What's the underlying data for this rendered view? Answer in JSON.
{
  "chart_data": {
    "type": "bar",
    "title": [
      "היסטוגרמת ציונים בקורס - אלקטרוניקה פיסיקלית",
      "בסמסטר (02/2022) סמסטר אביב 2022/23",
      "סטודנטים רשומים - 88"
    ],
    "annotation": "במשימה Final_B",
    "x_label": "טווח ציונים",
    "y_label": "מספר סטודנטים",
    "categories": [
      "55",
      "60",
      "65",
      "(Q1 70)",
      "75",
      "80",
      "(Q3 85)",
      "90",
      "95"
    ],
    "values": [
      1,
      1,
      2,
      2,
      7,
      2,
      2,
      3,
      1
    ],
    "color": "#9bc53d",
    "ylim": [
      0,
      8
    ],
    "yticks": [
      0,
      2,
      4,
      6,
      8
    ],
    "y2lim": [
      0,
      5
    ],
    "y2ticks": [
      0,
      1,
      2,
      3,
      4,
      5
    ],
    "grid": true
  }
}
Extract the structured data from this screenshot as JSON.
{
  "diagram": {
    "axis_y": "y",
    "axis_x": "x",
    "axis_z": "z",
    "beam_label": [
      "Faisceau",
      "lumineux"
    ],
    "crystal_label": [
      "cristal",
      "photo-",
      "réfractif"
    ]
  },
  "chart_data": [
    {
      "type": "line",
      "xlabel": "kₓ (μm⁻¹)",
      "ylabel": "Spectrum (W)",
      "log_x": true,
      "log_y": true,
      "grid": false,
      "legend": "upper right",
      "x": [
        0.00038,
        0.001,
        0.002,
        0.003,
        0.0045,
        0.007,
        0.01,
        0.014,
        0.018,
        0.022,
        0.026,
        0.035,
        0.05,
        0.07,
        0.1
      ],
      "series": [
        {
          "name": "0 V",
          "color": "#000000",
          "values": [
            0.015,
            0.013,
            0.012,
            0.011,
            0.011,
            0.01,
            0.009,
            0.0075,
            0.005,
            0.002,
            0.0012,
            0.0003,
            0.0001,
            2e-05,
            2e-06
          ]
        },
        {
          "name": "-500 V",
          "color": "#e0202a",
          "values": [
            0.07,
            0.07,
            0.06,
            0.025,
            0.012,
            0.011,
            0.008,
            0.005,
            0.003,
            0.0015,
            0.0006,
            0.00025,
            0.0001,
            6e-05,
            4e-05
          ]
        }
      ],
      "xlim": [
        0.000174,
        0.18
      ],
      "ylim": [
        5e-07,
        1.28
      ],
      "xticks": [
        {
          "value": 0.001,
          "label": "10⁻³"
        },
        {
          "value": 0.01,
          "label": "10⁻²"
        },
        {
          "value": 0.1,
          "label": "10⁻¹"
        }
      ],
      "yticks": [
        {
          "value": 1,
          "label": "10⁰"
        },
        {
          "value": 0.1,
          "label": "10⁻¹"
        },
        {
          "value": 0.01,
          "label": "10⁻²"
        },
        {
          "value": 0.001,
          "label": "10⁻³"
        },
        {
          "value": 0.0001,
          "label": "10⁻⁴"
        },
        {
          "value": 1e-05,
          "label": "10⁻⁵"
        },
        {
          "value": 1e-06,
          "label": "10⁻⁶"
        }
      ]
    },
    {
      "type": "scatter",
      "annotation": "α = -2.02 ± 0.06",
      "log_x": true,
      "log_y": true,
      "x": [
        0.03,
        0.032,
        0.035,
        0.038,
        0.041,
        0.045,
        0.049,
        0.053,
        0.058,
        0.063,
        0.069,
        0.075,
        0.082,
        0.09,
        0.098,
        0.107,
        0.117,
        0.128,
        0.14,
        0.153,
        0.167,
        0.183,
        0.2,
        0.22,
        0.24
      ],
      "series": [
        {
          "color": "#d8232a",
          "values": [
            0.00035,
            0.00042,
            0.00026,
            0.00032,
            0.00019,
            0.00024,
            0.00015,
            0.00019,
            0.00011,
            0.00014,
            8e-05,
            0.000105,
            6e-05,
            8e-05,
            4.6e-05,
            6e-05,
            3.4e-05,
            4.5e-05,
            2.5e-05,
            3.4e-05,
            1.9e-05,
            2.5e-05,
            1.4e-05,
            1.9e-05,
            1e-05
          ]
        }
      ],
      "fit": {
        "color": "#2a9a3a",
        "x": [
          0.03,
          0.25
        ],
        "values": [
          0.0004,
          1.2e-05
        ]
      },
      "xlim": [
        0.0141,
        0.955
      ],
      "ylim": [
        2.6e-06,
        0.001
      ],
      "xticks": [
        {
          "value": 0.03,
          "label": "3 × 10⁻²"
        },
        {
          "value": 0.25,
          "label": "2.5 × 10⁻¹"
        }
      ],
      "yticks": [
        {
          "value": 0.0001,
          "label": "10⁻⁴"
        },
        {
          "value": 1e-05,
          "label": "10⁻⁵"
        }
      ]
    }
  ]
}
......
* **Task**: Write out all the records above again, exactly as they stand.

* **Response below**:
What's the underlying data for this rendered view? Answer in JSON.
{
  "chart_data": {
    "type": "bar",
    "title": [
      "היסטוגרמת ציונים בקורס - אלקטרוניקה פיסיקלית",
      "בסמסטר (02/2022) סמסטר אביב 2022/23",
      "סטודנטים רשומים - 88"
    ],
    "annotation": "במשימה Final_B",
    "x_label": "טווח ציונים",
    "y_label": "מספר סטודנטים",
    "categories": [
      "55",
      "60",
      "65",
      "(Q1 70)",
      "75",
      "80",
      "(Q3 85)",
      "90",
      "95"
    ],
    "values": [
      1,
      1,
      2,
      2,
      7,
      2,
      2,
      3,
      1
    ],
    "color": "#9bc53d",
    "ylim": [
      0,
      8
    ],
    "yticks": [
      0,
      2,
      4,
      6,
      8
    ],
    "y2lim": [
      0,
      5
    ],
    "y2ticks": [
      0,
      1,
      2,
      3,
      4,
      5
    ],
    "grid": true
  }
}
Extract the structured data from this screenshot as JSON.
{
  "diagram": {
    "axis_y": "y",
    "axis_x": "x",
    "axis_z": "z",
    "beam_label": [
      "Faisceau",
      "lumineux"
    ],
    "crystal_label": [
      "cristal",
      "photo-",
      "réfractif"
    ]
  },
  "chart_data": [
    {
      "type": "line",
      "xlabel": "kₓ (μm⁻¹)",
      "ylabel": "Spectrum (W)",
      "log_x": true,
      "log_y": true,
      "grid": false,
      "legend": "upper right",
      "x": [
        0.00038,
        0.001,
        0.002,
        0.003,
        0.0045,
        0.007,
        0.01,
        0.014,
        0.018,
        0.022,
        0.026,
        0.035,
        0.05,
        0.07,
        0.1
      ],
      "series": [
        {
          "name": "0 V",
          "color": "#000000",
          "values": [
            0.015,
            0.013,
            0.012,
            0.011,
            0.011,
            0.01,
            0.009,
            0.0075,
            0.005,
            0.002,
            0.0012,
            0.0003,
            0.0001,
            2e-05,
            2e-06
          ]
        },
        {
          "name": "-500 V",
          "color": "#e0202a",
          "values": [
            0.07,
            0.07,
            0.06,
            0.025,
            0.012,
            0.011,
            0.008,
            0.005,
            0.003,
            0.0015,
            0.0006,
            0.00025,
            0.0001,
            6e-05,
            4e-05
          ]
        }
      ],
      "xlim": [
        0.000174,
        0.18
      ],
      "ylim": [
        5e-07,
        1.28
      ],
      "xticks": [
        {
          "value": 0.001,
          "label": "10⁻³"
        },
        {
          "value": 0.01,
          "label": "10⁻²"
        },
        {
          "value": 0.1,
          "label": "10⁻¹"
        }
      ],
      "yticks": [
        {
          "value": 1,
          "label": "10⁰"
        },
        {
          "value": 0.1,
          "label": "10⁻¹"
        },
        {
          "value": 0.01,
          "label": "10⁻²"
        },
        {
          "value": 0.001,
          "label": "10⁻³"
        },
        {
          "value": 0.0001,
          "label": "10⁻⁴"
        },
        {
          "value": 1e-05,
          "label": "10⁻⁵"
        },
        {
          "value": 1e-06,
          "label": "10⁻⁶"
        }
      ]
    },
    {
      "type": "scatter",
      "annotation": "α = -2.02 ± 0.06",
      "log_x": true,
      "log_y": true,
      "x": [
        0.03,
        0.032,
        0.035,
        0.038,
        0.041,
        0.045,
        0.049,
        0.053,
        0.058,
        0.063,
        0.069,
        0.075,
        0.082,
        0.09,
        0.098,
        0.107,
        0.117,
        0.128,
        0.14,
        0.153,
        0.167,
        0.183,
        0.2,
        0.22,
        0.24
      ],
      "series": [
        {
          "color": "#d8232a",
          "values": [
            0.00035,
            0.00042,
            0.00026,
            0.00032,
            0.00019,
            0.00024,
            0.00015,
            0.00019,
            0.00011,
            0.00014,
            8e-05,
            0.000105,
            6e-05,
            8e-05,
            4.6e-05,
            6e-05,
            3.4e-05,
            4.5e-05,
            2.5e-05,
            3.4e-05,
            1.9e-05,
            2.5e-05,
            1.4e-05,
            1.9e-05,
            1e-05
          ]
        }
      ],
      "fit": {
        "color": "#2a9a3a",
        "x": [
          0.03,
          0.25
        ],
        "values": [
          0.0004,
          1.2e-05
        ]
      },
      "xlim": [
        0.0141,
        0.955
      ],
      "ylim": [
        2.6e-06,
        0.001
      ],
      "xticks": [
        {
          "value": 0.03,
          "label": "3 × 10⁻²"
        },
        {
          "value": 0.25,
          "label": "2.5 × 10⁻¹"
        }
      ],
      "yticks": [
        {
          "value": 0.0001,
          "label": "10⁻⁴"
        },
        {
          "value": 1e-05,
          "label": "10⁻⁵"
        }
      ]
    }
  ]
}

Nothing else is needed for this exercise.